(Records from a data collection)
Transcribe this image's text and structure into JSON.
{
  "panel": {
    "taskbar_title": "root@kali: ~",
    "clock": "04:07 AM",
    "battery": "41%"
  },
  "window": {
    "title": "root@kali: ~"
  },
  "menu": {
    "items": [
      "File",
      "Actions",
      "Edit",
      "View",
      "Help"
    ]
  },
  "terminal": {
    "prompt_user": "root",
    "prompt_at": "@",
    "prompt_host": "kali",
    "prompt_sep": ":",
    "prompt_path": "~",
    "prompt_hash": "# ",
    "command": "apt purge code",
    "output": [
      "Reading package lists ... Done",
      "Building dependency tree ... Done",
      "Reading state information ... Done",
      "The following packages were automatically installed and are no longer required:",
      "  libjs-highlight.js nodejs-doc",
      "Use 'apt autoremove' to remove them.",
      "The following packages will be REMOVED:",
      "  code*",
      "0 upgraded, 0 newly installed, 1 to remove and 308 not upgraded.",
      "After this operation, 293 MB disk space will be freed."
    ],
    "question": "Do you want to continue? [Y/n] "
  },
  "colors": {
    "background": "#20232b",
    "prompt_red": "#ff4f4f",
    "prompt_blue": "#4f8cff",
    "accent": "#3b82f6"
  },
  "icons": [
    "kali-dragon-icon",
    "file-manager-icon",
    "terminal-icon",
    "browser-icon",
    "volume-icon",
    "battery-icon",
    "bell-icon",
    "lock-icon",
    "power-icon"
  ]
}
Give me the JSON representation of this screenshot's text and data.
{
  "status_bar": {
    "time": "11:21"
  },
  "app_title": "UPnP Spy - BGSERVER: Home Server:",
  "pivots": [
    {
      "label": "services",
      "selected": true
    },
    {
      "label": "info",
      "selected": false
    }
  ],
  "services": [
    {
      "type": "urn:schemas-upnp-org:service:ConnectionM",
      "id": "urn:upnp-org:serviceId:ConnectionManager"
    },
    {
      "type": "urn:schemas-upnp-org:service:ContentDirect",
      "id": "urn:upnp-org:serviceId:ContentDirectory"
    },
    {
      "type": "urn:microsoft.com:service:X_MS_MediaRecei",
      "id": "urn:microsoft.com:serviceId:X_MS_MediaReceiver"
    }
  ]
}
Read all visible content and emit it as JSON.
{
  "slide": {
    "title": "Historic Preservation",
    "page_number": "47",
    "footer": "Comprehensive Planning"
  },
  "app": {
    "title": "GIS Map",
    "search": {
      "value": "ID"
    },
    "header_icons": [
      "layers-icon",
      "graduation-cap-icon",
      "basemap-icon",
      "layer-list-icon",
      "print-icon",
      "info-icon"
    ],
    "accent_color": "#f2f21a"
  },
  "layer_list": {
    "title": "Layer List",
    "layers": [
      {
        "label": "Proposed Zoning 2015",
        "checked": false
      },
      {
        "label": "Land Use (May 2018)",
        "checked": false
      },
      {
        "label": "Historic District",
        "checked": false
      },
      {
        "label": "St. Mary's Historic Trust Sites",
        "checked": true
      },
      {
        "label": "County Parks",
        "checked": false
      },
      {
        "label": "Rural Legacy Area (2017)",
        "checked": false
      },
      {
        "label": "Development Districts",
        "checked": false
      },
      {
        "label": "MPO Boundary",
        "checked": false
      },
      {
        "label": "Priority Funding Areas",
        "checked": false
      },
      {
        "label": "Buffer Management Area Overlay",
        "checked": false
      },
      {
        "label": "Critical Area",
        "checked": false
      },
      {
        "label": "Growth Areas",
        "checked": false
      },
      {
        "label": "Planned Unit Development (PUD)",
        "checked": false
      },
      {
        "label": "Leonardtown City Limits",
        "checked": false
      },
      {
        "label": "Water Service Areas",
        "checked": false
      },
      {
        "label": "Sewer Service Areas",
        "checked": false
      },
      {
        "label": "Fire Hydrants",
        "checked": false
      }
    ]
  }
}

● Work to do
Select every line in the material above where the string "schemas" occurs, and copy it.

● Output for this task
      "type": "urn:schemas-upnp-org:service:ConnectionM",
      "type": "urn:schemas-upnp-org:service:ContentDirect",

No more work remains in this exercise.